Records that describe figures
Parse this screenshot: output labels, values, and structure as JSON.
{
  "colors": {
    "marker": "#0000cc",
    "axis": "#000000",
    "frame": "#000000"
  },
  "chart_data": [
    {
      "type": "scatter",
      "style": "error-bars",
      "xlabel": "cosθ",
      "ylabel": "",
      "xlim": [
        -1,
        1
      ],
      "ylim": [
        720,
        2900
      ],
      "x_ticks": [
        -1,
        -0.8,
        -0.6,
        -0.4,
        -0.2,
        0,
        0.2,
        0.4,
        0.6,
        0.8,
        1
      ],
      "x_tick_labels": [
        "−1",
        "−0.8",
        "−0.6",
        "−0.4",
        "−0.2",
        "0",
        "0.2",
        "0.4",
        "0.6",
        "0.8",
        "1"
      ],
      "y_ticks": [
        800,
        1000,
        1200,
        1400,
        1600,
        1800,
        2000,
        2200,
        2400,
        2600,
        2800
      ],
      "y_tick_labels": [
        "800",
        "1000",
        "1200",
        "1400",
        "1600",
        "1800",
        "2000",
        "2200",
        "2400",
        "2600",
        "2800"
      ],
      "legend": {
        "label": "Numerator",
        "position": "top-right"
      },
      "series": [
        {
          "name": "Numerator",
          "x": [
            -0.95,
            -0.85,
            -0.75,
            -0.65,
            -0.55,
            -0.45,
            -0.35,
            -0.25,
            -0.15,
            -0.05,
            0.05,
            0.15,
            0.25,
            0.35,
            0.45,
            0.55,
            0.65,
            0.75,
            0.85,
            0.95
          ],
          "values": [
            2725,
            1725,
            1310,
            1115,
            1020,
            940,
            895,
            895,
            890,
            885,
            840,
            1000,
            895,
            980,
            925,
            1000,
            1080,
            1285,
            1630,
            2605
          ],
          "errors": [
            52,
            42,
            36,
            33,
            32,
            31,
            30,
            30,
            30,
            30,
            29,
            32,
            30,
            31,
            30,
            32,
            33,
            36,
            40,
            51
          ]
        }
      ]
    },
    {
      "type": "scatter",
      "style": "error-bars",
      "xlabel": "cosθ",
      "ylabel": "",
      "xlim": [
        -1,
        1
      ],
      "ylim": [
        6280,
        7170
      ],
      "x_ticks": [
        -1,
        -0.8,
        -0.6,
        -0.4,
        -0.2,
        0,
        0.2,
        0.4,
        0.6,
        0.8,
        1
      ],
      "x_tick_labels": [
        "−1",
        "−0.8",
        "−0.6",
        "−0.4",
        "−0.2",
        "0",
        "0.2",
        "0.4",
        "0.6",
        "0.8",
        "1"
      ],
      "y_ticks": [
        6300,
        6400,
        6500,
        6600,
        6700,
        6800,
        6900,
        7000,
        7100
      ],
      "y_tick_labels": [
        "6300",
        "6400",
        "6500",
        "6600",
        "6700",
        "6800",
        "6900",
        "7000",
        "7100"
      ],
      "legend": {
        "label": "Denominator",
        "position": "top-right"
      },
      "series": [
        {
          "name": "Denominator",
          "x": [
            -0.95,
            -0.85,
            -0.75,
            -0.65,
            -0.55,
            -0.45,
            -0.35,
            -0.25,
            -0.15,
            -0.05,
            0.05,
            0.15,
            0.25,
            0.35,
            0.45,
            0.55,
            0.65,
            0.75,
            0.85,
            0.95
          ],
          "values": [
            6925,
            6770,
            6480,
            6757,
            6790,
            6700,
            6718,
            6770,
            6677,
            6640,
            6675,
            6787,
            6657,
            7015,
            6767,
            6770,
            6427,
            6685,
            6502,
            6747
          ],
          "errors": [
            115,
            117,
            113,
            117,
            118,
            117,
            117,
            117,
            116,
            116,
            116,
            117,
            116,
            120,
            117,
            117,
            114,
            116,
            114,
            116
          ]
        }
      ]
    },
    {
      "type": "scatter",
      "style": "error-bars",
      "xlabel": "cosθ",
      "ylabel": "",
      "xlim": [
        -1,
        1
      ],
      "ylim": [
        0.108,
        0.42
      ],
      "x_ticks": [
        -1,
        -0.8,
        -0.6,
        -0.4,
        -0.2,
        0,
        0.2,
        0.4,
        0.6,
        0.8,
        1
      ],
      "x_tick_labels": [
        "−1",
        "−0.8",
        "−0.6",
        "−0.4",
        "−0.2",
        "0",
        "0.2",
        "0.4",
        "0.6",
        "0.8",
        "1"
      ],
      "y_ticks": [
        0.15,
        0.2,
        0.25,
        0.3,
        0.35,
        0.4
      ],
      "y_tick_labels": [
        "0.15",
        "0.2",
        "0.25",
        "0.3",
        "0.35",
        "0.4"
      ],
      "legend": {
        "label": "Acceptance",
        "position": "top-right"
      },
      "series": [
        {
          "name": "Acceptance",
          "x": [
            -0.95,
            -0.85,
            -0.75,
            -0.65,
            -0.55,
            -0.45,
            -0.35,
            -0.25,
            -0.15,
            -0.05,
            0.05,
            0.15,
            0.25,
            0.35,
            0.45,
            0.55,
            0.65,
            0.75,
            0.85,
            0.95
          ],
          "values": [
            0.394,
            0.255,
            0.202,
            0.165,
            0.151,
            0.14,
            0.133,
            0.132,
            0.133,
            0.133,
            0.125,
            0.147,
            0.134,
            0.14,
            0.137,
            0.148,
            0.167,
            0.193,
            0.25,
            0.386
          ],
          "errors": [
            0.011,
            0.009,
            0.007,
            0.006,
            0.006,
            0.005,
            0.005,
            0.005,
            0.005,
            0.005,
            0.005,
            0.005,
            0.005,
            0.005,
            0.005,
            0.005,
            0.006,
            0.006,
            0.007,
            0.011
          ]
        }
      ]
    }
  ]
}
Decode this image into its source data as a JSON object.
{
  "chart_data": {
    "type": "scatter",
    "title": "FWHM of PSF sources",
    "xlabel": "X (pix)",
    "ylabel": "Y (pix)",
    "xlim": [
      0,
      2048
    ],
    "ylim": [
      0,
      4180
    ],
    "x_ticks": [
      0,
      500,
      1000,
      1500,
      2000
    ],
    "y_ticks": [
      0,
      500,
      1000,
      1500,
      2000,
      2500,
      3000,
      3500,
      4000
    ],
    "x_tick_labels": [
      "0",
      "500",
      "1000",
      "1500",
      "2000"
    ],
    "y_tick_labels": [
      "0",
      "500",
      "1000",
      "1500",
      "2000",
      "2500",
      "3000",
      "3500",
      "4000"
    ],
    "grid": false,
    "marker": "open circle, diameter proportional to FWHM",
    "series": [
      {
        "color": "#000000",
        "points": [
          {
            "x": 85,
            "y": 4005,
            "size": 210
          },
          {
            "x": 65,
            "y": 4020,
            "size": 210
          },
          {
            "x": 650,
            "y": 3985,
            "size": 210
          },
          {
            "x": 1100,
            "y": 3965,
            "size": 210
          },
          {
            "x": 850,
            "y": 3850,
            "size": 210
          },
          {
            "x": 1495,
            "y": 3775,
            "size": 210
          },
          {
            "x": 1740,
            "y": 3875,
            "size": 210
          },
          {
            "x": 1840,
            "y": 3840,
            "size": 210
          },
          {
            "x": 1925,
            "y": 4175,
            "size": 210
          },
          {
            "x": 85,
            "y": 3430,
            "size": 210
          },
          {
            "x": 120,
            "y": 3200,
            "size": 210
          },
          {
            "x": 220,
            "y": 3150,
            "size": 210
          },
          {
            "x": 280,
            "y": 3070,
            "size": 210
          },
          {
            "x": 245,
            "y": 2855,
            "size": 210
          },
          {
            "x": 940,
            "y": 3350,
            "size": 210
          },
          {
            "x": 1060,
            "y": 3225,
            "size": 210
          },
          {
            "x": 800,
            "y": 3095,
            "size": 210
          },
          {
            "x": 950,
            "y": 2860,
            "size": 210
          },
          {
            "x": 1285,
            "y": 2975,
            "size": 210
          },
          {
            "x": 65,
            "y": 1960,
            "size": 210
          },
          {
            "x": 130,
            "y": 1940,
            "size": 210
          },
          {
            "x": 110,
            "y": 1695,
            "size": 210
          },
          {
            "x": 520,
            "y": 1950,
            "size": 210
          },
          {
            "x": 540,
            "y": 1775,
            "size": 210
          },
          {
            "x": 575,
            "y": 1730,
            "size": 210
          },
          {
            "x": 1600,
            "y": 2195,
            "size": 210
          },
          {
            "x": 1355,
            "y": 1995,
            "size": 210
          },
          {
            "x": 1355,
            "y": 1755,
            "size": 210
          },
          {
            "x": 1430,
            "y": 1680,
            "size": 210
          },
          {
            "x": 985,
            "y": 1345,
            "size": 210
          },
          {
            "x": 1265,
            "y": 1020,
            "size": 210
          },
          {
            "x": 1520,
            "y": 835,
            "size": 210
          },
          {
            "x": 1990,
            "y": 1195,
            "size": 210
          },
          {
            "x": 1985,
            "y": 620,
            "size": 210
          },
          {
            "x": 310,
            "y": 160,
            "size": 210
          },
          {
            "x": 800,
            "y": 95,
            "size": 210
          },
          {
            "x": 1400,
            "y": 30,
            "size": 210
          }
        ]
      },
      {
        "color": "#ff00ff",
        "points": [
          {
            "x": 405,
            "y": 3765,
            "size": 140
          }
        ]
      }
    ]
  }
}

- [WORK TO DO]: Scan the material above for the string "name" and return the lines that hold it.

- [EXERCISE OUTPUT]:
          "name": "Numerator",
          "name": "Denominator",
          "name": "Acceptance",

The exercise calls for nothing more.